## WORK REQUIRED
Check each line of the listing below for the string "created", and give only how many lines hold it.

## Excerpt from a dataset
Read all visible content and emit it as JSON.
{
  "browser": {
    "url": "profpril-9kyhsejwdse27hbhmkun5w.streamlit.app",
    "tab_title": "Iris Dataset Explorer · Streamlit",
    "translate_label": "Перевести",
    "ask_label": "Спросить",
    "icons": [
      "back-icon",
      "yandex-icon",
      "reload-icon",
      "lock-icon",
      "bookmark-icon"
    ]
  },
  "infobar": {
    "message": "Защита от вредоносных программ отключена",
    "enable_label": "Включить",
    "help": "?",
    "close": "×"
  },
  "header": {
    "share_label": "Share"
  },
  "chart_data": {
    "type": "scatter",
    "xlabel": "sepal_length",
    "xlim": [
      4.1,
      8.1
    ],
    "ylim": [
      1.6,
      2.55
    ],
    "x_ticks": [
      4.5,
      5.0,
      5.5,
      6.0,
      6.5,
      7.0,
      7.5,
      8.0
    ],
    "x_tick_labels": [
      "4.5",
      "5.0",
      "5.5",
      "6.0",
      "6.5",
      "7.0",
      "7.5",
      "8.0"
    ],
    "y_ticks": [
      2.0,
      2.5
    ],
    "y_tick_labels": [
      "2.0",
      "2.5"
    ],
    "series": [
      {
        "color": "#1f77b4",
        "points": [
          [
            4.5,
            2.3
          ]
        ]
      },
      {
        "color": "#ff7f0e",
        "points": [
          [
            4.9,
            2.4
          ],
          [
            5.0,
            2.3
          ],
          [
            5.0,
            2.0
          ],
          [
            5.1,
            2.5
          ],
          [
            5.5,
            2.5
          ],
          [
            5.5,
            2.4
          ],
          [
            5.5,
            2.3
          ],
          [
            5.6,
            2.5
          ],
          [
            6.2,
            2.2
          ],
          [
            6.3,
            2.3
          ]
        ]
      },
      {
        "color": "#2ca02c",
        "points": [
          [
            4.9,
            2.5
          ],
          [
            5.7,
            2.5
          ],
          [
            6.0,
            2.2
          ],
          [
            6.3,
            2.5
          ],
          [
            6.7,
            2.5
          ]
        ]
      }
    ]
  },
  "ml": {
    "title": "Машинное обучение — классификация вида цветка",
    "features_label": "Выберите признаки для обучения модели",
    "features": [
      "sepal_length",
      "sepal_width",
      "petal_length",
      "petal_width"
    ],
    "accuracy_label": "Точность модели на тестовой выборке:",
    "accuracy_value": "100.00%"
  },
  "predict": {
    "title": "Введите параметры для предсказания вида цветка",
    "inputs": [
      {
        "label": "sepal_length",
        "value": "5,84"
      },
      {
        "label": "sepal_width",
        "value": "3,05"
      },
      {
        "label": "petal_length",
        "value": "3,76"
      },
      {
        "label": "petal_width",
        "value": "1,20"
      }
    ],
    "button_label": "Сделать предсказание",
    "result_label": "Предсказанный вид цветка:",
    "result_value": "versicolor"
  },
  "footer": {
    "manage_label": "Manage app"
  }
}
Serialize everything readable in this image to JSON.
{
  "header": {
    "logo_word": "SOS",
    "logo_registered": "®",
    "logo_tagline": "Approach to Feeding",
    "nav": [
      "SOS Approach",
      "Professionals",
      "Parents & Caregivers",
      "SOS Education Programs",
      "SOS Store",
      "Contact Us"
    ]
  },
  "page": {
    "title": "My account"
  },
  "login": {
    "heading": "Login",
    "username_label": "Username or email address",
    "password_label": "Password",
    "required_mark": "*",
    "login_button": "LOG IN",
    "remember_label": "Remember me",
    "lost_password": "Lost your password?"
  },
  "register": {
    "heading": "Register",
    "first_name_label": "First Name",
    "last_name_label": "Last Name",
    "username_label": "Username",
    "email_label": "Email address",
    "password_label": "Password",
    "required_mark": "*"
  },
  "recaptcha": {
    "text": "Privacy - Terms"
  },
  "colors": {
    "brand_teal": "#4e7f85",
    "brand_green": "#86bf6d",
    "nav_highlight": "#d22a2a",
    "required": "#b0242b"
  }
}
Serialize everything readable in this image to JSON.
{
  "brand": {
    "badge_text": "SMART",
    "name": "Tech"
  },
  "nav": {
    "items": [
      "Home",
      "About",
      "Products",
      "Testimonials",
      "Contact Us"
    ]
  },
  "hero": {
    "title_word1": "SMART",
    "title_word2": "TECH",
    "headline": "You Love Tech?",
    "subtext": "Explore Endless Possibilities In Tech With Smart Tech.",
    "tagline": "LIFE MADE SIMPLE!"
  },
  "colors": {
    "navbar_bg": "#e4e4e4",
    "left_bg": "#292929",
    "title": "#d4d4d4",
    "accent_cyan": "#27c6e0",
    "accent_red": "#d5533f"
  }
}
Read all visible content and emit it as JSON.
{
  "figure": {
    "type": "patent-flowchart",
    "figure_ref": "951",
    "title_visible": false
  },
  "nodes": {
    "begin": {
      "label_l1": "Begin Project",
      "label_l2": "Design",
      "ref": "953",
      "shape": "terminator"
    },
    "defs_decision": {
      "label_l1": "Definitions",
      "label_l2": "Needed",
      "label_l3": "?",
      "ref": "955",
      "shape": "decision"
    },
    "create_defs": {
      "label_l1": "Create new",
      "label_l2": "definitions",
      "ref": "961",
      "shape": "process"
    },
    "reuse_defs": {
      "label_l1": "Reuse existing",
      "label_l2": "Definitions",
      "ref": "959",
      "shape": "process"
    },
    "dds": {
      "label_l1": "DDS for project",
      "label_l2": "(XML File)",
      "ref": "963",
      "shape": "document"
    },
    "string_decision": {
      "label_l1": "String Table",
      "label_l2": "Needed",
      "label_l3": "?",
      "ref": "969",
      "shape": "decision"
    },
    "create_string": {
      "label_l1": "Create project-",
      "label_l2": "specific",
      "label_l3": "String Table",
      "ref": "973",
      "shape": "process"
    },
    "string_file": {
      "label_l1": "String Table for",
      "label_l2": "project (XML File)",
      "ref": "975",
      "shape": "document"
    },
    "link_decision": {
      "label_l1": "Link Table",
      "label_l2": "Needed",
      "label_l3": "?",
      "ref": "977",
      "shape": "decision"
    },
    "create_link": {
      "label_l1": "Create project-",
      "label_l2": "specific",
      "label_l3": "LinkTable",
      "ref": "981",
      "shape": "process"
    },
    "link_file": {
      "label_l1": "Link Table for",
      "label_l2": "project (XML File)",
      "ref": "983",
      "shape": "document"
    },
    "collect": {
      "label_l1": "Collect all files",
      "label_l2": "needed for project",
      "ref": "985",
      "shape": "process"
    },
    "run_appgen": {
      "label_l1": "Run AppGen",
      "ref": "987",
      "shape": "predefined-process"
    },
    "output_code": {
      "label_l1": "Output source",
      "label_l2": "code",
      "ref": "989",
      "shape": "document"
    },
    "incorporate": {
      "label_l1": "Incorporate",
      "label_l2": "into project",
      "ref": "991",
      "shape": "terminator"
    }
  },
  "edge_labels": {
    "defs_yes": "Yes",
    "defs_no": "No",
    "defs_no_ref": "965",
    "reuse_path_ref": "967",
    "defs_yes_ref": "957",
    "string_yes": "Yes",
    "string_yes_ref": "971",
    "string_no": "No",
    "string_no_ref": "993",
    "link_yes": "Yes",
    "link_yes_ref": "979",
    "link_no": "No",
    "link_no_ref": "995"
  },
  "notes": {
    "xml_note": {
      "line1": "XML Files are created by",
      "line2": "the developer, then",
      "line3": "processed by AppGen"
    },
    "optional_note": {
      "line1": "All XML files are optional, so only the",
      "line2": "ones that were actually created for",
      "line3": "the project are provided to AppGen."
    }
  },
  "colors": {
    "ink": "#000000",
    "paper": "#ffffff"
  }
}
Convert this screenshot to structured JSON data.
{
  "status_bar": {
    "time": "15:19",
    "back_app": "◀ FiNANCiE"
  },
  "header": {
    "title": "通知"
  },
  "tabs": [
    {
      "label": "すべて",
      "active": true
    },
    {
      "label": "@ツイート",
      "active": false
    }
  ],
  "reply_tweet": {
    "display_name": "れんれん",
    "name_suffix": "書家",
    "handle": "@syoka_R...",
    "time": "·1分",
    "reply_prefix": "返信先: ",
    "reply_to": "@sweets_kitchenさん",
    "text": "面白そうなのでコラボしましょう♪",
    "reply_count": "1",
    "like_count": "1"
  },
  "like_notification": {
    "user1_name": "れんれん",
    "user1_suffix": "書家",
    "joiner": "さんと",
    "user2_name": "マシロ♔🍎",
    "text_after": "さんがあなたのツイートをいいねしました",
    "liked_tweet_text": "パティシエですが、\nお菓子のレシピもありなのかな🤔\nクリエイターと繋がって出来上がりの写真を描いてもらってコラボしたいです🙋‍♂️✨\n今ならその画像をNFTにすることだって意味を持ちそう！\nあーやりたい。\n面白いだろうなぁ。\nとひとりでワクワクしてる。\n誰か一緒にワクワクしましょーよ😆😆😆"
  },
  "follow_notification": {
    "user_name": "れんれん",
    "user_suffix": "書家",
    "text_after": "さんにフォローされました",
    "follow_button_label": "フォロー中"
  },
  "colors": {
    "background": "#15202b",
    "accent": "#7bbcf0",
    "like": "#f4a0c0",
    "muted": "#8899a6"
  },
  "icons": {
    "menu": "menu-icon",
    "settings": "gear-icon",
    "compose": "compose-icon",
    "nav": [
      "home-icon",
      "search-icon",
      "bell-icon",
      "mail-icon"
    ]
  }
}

## TASK RESPONSE
2